• Task prompt:
Of the lines in this listing, how many contain the word "name"? Give the number and nothing else.

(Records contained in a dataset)
----------------

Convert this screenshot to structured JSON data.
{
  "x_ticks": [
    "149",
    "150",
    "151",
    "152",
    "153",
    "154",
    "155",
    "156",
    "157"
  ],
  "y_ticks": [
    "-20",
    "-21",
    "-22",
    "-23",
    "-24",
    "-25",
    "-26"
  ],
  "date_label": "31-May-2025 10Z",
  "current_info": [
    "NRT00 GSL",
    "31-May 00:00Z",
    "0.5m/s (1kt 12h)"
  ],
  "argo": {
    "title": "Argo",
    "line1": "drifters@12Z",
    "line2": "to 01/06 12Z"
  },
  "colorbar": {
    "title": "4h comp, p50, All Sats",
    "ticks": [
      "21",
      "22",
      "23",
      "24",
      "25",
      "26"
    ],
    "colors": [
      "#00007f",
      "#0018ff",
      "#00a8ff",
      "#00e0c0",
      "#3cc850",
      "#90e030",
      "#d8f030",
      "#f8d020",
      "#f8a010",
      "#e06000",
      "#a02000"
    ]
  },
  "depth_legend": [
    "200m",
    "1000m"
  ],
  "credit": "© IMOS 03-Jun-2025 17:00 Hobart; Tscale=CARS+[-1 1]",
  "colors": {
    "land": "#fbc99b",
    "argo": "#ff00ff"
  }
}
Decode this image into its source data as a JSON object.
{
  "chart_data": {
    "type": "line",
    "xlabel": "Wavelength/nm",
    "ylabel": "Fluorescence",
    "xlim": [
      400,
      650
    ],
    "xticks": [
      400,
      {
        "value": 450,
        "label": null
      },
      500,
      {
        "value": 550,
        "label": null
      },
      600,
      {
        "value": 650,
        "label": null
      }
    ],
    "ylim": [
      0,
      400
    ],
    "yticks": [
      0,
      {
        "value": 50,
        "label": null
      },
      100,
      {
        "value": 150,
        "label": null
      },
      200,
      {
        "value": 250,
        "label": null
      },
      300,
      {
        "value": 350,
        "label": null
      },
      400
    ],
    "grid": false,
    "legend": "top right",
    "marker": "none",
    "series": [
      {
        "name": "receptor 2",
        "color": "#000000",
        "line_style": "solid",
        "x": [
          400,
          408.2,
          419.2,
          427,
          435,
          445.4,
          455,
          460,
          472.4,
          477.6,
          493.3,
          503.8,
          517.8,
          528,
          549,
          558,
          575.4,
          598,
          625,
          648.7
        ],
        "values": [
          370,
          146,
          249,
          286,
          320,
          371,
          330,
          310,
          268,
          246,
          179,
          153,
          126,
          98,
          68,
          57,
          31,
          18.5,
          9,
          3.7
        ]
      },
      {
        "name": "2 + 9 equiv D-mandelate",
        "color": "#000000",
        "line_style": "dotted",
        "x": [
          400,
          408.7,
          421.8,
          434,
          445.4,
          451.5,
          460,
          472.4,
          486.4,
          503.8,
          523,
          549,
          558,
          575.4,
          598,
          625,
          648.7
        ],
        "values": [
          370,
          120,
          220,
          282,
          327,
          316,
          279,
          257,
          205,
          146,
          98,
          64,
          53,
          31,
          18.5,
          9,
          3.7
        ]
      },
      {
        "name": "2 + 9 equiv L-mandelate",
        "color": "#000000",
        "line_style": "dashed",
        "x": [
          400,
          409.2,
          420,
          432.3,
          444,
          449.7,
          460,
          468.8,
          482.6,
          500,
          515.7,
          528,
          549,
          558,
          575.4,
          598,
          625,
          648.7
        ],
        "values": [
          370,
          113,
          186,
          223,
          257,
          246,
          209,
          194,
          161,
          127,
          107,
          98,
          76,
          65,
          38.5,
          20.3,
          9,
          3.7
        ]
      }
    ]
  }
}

----------------

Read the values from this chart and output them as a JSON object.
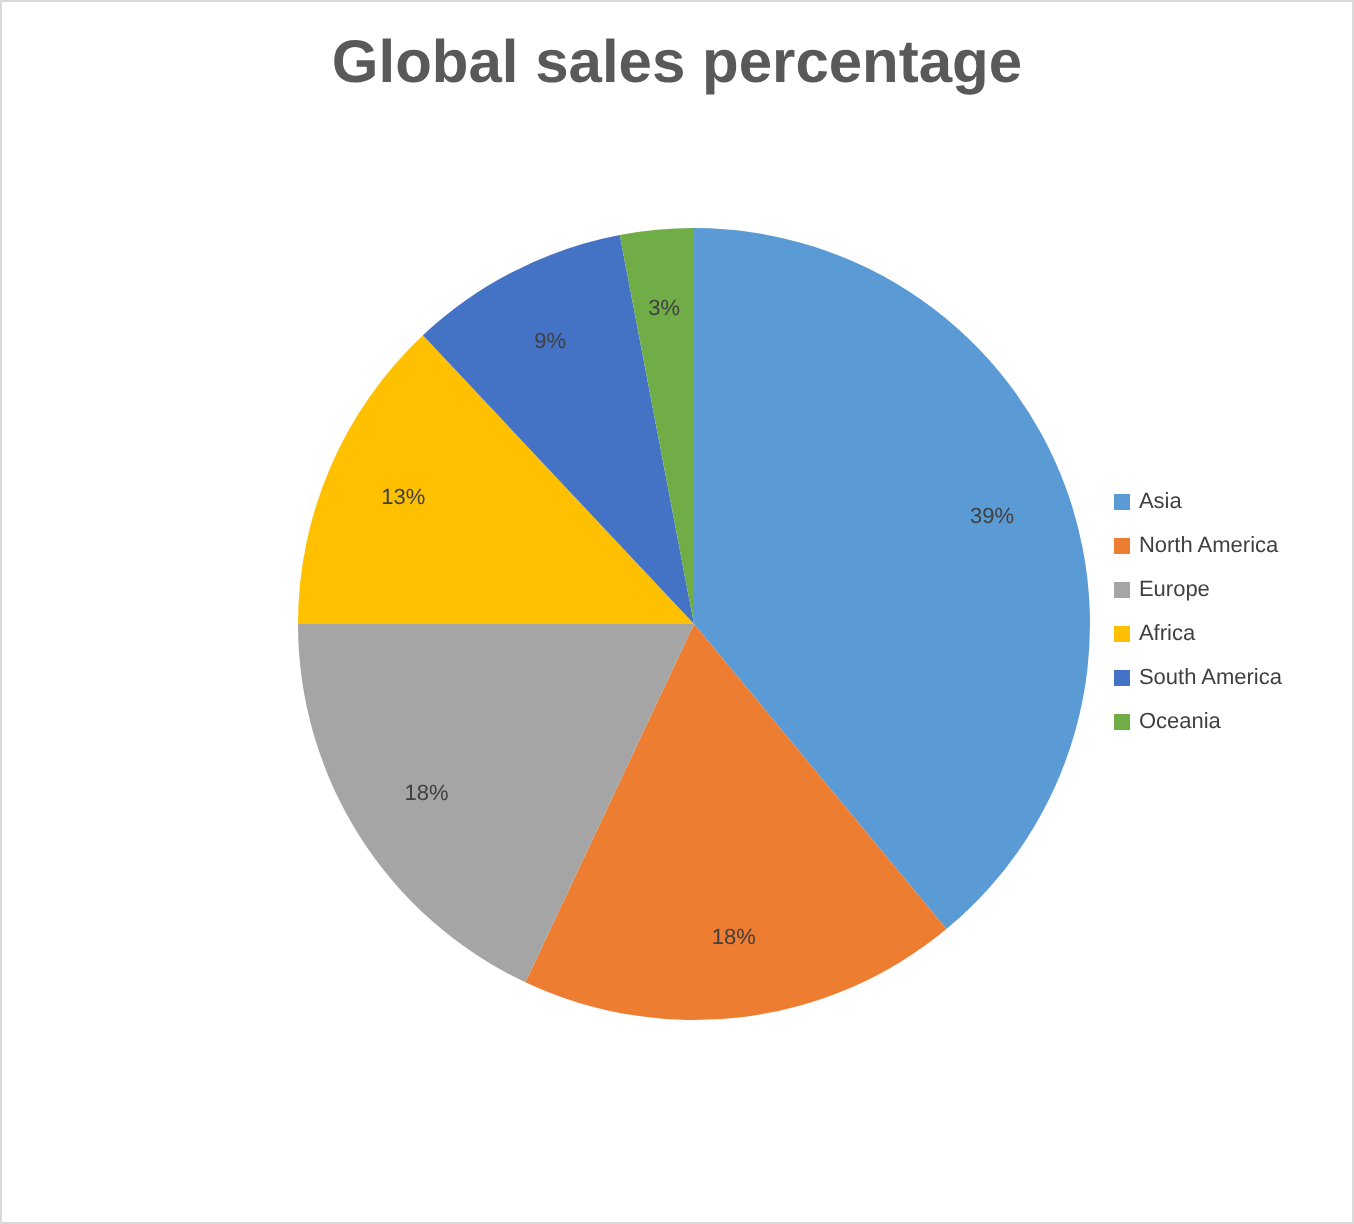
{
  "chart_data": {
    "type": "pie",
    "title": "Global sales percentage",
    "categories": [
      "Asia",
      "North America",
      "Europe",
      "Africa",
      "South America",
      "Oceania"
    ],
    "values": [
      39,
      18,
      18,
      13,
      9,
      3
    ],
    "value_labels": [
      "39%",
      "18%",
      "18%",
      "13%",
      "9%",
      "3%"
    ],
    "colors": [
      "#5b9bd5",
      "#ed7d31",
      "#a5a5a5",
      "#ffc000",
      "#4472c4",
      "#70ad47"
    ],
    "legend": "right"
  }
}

----------------

• Task result:
3